(Element and coordinate records)
◇ ◇ ◇ ◇ ◇
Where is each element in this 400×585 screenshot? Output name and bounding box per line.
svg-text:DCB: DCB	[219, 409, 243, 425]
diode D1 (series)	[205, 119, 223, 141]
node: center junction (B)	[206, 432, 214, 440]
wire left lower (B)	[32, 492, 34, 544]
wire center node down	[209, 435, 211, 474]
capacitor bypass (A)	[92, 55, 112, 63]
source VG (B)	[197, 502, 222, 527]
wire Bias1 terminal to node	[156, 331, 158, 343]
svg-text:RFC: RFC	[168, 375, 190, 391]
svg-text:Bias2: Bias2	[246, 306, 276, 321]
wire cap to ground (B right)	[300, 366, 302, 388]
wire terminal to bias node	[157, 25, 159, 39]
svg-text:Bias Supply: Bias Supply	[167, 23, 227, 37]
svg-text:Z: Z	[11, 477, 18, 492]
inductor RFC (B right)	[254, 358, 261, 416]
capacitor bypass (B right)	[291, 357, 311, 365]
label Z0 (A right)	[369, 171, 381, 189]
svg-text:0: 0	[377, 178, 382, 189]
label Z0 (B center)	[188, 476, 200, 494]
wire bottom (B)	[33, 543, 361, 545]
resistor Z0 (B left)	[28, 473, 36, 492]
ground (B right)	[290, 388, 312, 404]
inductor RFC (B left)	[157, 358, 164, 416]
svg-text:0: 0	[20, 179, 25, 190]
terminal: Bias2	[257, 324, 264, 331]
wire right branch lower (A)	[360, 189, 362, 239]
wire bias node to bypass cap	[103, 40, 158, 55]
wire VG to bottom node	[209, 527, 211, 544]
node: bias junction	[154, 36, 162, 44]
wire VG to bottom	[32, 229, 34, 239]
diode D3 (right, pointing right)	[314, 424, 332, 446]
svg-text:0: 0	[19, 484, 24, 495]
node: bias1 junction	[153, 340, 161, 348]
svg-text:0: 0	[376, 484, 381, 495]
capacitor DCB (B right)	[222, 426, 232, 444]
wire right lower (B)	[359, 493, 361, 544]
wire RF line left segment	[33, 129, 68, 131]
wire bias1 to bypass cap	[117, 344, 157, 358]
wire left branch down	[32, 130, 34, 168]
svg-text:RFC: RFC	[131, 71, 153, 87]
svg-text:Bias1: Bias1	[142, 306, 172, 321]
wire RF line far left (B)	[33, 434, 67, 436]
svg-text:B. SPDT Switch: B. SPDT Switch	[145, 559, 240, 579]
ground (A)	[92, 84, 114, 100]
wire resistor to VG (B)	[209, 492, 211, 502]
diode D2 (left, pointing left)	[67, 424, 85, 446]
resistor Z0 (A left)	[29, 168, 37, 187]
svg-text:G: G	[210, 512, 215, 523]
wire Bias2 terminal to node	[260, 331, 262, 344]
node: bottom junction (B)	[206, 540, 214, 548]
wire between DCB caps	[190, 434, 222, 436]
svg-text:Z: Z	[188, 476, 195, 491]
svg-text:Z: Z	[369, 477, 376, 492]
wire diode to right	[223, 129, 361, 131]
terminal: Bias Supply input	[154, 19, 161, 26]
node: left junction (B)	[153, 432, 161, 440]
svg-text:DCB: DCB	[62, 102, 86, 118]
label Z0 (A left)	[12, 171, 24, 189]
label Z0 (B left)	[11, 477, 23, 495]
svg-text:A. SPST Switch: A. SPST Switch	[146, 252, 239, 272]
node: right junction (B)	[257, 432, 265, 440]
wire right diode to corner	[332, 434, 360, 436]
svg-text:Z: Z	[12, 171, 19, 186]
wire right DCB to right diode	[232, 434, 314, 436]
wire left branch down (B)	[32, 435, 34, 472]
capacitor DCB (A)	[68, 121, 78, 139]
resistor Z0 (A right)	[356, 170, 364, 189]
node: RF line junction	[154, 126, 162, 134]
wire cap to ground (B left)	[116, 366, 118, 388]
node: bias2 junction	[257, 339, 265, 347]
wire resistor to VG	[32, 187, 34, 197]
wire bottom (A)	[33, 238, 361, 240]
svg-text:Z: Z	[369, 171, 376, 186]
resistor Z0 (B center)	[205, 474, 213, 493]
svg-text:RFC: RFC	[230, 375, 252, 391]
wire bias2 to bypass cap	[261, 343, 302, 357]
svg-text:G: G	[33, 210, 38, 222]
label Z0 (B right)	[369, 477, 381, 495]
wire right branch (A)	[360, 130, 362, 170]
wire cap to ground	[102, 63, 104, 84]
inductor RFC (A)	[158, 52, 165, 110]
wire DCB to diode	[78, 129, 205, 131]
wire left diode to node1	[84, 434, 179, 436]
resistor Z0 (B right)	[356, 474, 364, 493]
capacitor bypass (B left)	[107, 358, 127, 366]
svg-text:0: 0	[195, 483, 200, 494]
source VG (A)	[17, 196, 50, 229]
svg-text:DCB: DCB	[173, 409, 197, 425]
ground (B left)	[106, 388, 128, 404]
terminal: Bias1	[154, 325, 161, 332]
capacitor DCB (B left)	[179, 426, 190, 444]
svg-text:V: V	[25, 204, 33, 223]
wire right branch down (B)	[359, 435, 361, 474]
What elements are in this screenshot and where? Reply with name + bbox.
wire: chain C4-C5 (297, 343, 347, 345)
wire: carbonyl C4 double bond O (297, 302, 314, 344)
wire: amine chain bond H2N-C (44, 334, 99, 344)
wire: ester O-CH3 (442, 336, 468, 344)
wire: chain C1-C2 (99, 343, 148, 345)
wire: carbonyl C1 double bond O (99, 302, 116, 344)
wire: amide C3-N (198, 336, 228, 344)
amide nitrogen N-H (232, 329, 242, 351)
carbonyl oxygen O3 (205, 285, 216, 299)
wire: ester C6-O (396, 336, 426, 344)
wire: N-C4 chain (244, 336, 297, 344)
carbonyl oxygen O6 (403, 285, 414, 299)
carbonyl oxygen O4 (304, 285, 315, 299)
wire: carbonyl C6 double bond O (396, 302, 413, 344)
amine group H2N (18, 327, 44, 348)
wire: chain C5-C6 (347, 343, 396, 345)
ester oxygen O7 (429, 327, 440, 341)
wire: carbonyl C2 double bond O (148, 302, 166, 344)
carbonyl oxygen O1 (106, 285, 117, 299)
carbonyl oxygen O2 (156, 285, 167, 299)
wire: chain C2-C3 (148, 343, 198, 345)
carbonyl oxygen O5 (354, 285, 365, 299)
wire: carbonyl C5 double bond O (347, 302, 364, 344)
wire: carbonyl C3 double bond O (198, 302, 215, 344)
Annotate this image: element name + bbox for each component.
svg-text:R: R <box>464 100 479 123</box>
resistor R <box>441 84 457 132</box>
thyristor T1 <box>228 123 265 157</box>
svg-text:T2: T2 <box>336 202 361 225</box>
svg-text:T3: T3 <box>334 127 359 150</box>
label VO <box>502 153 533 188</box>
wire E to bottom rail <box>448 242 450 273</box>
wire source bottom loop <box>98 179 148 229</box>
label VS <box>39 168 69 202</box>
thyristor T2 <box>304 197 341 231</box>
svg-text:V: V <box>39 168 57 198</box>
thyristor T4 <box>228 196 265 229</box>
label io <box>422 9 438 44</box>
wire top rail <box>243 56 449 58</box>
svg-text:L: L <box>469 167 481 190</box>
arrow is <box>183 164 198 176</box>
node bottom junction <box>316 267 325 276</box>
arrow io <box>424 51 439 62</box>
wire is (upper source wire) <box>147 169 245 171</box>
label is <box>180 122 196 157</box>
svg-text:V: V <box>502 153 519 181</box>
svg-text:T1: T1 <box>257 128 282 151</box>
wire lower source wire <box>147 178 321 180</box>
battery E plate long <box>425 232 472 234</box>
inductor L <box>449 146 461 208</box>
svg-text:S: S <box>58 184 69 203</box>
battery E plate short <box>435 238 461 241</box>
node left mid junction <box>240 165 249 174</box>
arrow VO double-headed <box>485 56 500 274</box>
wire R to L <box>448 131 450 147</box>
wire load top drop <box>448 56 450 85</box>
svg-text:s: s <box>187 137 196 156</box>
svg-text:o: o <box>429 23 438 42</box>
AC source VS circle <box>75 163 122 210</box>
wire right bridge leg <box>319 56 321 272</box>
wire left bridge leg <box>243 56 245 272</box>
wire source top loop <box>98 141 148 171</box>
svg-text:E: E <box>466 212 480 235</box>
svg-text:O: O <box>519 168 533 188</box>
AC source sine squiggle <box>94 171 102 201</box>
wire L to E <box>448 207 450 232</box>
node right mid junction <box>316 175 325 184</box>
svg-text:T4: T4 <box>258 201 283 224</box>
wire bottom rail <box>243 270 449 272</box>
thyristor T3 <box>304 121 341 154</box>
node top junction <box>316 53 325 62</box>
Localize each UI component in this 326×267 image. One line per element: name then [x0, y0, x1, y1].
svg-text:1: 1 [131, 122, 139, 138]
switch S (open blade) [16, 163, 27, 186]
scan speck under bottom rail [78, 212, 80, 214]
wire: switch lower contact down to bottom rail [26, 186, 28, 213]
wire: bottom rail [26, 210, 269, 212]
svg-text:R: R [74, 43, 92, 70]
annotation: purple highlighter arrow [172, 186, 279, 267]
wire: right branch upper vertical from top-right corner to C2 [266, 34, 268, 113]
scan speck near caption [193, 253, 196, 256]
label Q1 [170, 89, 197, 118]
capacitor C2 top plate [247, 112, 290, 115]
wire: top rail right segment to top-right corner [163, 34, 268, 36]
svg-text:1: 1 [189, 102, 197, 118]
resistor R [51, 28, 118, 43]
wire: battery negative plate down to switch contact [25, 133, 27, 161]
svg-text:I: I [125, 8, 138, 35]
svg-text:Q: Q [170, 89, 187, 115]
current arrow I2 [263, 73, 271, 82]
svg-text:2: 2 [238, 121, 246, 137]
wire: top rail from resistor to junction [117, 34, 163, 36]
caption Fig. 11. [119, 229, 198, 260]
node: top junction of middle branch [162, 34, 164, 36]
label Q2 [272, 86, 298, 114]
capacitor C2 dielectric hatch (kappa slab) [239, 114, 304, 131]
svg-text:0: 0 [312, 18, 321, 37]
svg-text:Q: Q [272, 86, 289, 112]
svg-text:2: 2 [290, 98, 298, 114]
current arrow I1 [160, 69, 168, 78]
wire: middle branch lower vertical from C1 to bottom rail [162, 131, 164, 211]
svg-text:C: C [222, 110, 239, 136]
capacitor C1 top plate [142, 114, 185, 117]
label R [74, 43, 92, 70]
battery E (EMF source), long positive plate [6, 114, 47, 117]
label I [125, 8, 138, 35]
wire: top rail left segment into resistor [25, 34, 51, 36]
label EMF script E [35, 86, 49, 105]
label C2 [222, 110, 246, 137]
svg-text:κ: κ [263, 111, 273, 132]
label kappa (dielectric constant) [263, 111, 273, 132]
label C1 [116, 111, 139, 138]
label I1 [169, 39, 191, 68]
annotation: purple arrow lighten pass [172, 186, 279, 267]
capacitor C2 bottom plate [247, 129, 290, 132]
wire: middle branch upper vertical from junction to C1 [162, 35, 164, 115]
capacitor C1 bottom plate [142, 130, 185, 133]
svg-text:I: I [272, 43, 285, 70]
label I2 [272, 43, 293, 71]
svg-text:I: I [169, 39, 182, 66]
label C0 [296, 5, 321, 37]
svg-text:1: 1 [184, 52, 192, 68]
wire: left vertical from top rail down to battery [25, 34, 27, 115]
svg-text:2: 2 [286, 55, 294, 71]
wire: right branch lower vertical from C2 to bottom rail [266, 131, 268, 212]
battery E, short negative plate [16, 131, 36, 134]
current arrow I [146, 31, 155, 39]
◇ ◇ ◇ ◇ ◇
Rewrite the records from their start through the line containing "wire left lower", changing "diode" to "rectifier" and keeping everything else the same.

== Correct result ==
Where is each element in this 400×585 screenshot? Output name and bounding box per line.
svg-text:DCB: DCB	[219, 409, 243, 425]
rectifier D1 (series)	[205, 119, 223, 141]
node: center junction (B)	[206, 432, 214, 440]
wire left lower (B)	[32, 492, 34, 544]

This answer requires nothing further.